Repeat the material in full. Keep every line exactly as it is.

── Records supplied

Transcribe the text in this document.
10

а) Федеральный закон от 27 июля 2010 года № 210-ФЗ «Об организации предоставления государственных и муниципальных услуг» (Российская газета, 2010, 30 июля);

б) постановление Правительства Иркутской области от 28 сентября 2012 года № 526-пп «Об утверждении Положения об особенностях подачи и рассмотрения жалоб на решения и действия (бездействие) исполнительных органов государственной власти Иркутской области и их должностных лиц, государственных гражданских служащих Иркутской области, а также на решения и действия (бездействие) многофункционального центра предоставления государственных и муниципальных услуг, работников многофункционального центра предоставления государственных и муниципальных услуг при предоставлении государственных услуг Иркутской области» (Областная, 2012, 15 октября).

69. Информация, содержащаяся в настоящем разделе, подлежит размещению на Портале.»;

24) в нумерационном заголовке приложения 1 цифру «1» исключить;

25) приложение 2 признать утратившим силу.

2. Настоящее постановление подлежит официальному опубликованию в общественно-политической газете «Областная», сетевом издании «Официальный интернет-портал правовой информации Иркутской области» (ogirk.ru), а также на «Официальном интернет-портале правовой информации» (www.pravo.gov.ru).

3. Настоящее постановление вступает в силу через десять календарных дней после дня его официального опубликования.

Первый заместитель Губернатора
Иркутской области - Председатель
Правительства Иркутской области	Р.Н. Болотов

────

Expected answer →
Transcribe the text in this document.
10

а) Федеральный закон от 27 июля 2010 года № 210-ФЗ «Об организации предоставления государственных и муниципальных услуг» (Российская газета, 2010, 30 июля);

б) постановление Правительства Иркутской области от 28 сентября 2012 года № 526-пп «Об утверждении Положения об особенностях подачи и рассмотрения жалоб на решения и действия (бездействие) исполнительных органов государственной власти Иркутской области и их должностных лиц, государственных гражданских служащих Иркутской области, а также на решения и действия (бездействие) многофункционального центра предоставления государственных и муниципальных услуг, работников многофункционального центра предоставления государственных и муниципальных услуг при предоставлении государственных услуг Иркутской области» (Областная, 2012, 15 октября).

69. Информация, содержащаяся в настоящем разделе, подлежит размещению на Портале.»;

24) в нумерационном заголовке приложения 1 цифру «1» исключить;

25) приложение 2 признать утратившим силу.

2. Настоящее постановление подлежит официальному опубликованию в общественно-политической газете «Областная», сетевом издании «Официальный интернет-портал правовой информации Иркутской области» (ogirk.ru), а также на «Официальном интернет-портале правовой информации» (www.pravo.gov.ru).

3. Настоящее постановление вступает в силу через десять календарных дней после дня его официального опубликования.

Первый заместитель Губернатора
Иркутской области - Председатель
Правительства Иркутской области	Р.Н. Болотов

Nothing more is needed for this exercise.